■ WRITTEN EXERCISE
Find every line with the word "text" and give their count, nothing else.

■ SUPPLIED RECORDS
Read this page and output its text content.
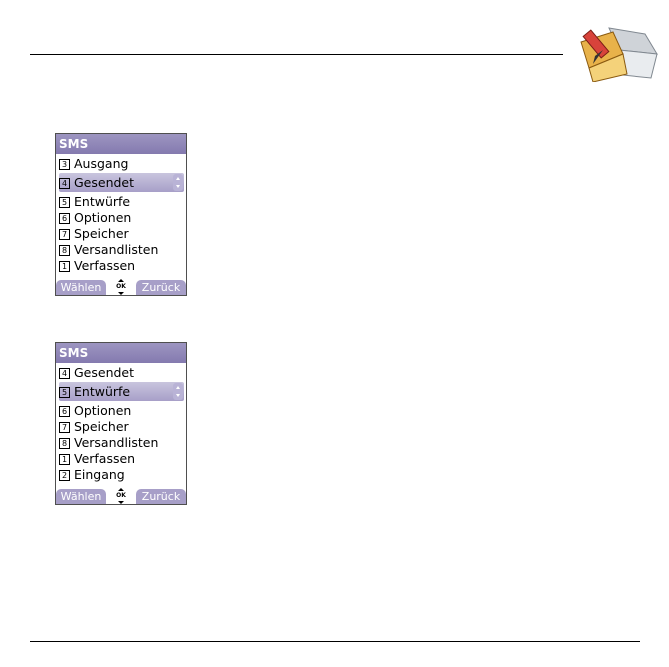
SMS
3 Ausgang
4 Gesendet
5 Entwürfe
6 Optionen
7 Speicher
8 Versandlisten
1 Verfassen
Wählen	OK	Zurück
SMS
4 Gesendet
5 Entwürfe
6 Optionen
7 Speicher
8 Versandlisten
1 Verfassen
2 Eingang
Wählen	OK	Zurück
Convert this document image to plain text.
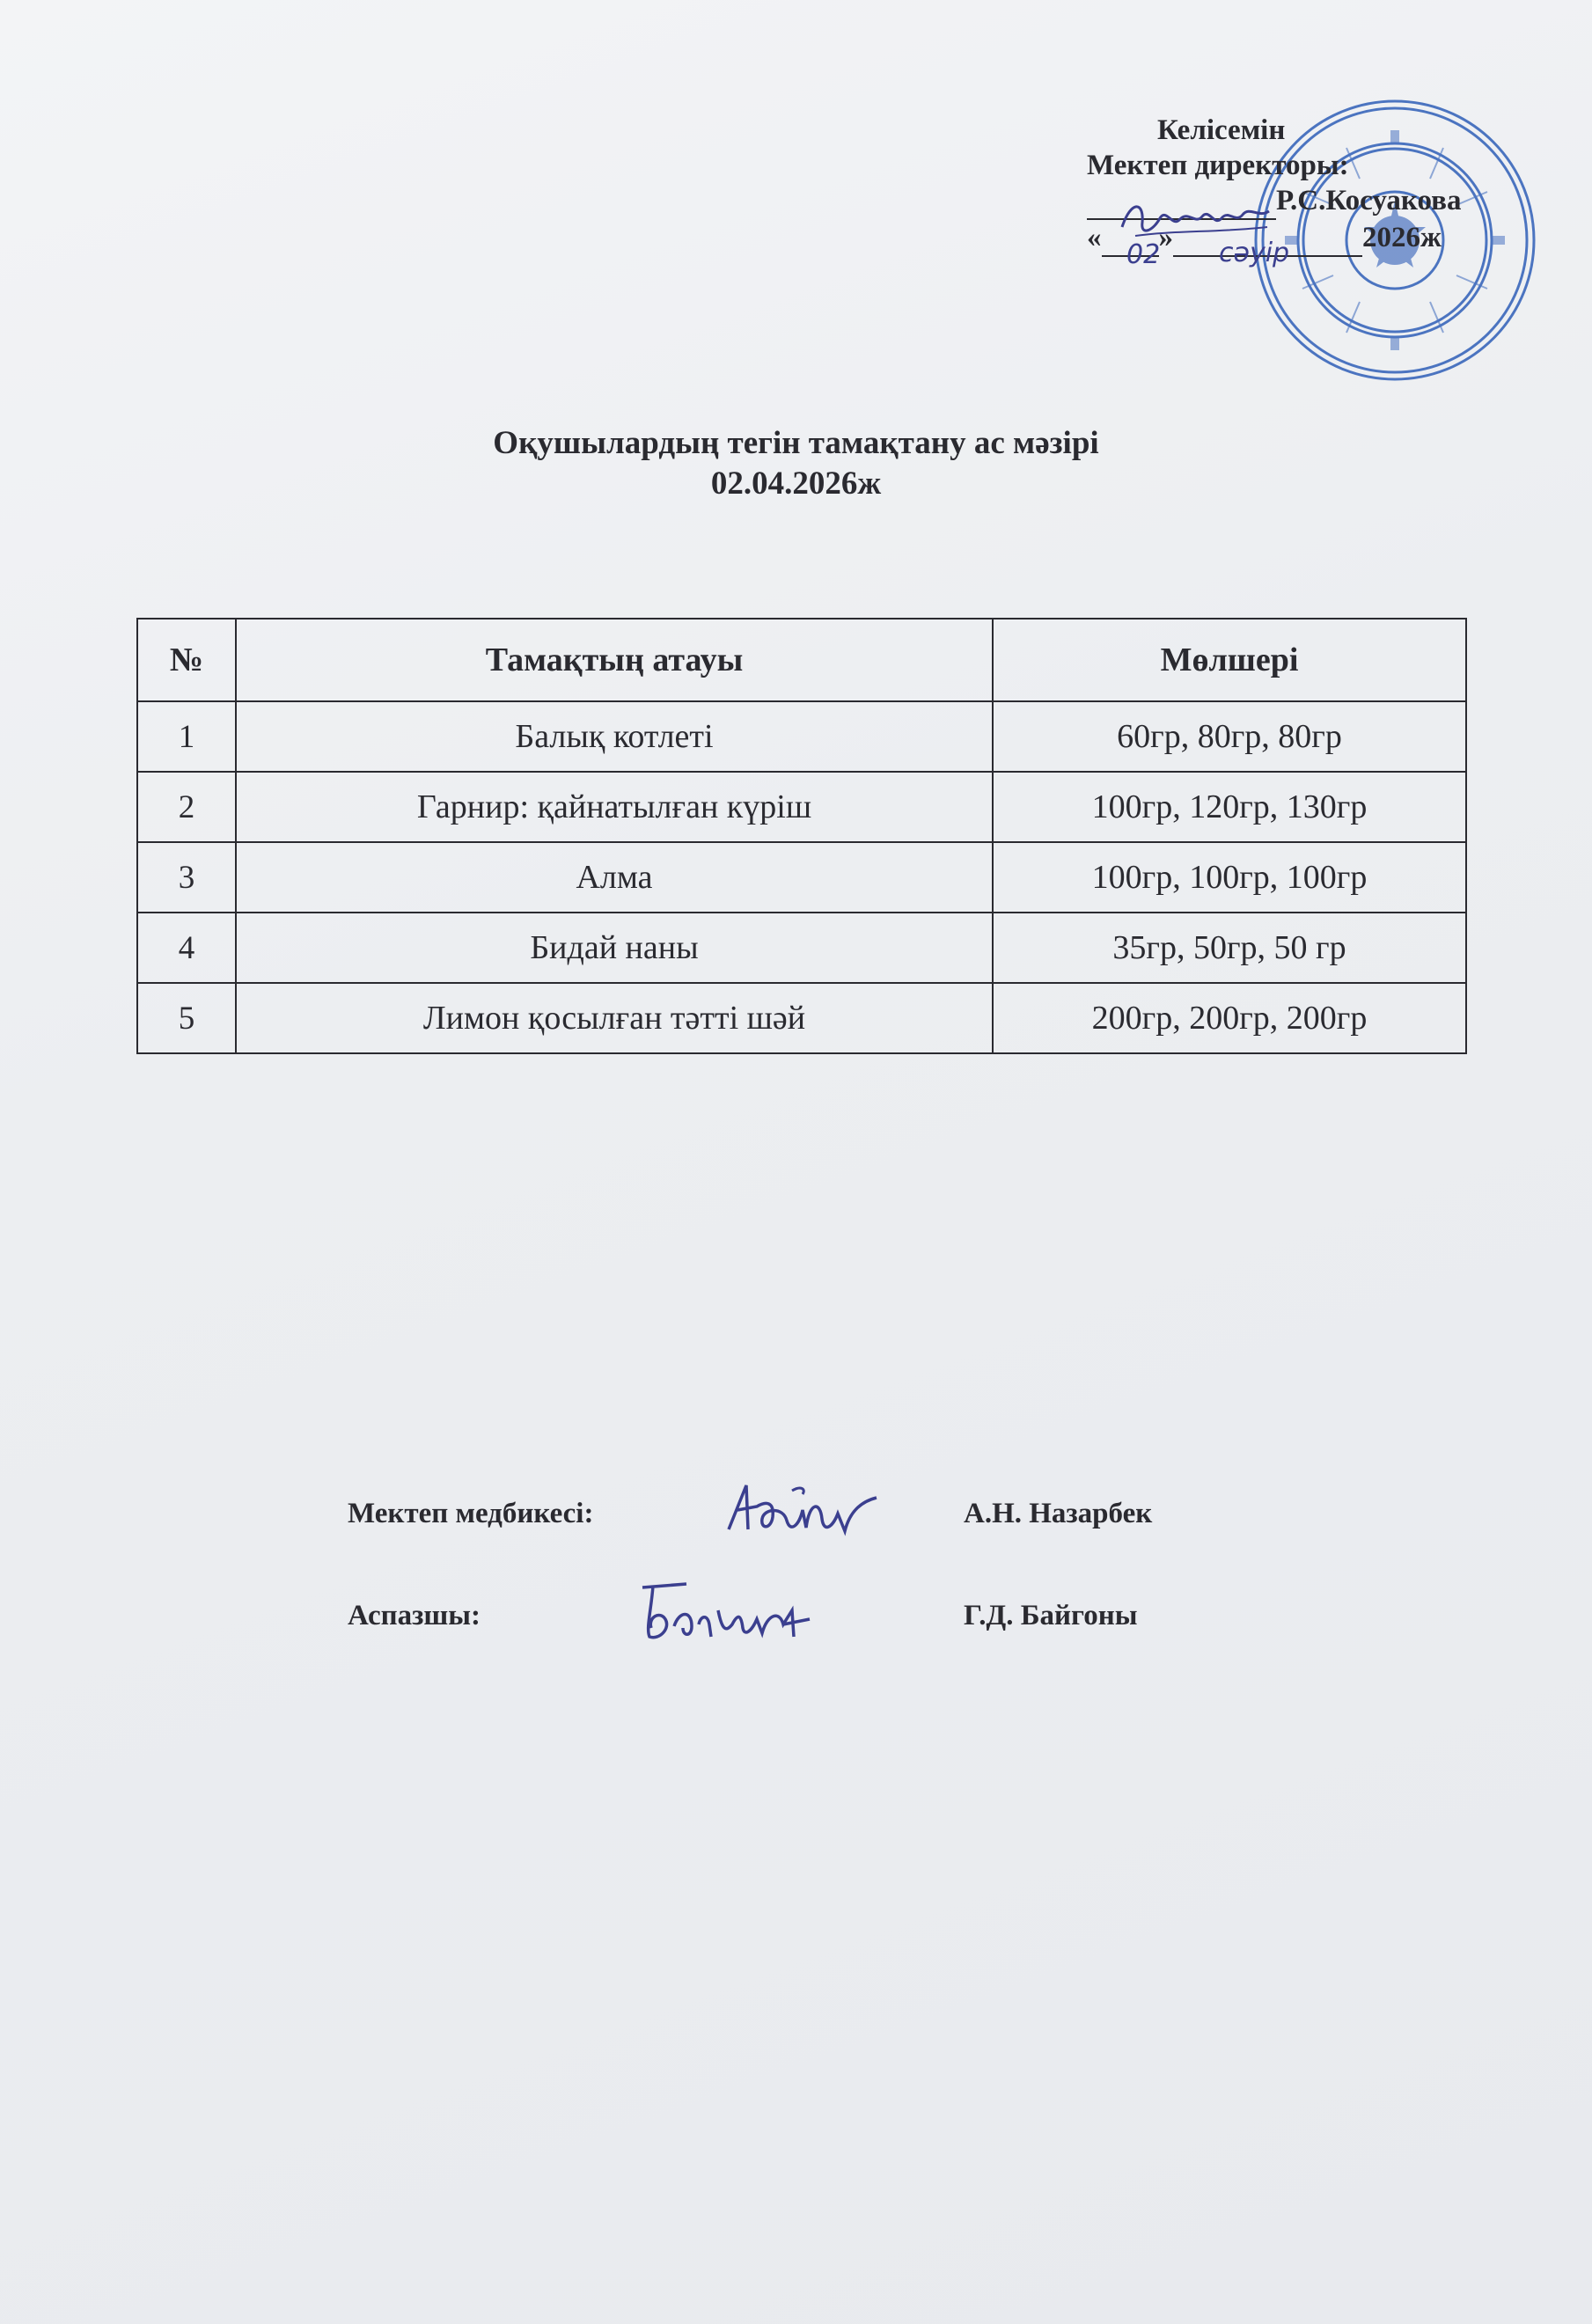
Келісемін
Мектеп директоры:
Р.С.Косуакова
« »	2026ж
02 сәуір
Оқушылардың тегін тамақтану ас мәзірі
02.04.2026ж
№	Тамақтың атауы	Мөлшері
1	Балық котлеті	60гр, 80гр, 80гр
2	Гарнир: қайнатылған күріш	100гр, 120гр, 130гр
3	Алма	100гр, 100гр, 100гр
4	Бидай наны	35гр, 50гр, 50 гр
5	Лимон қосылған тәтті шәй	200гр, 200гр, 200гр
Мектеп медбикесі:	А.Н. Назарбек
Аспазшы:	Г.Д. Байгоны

■ WRITTEN ANSWER
2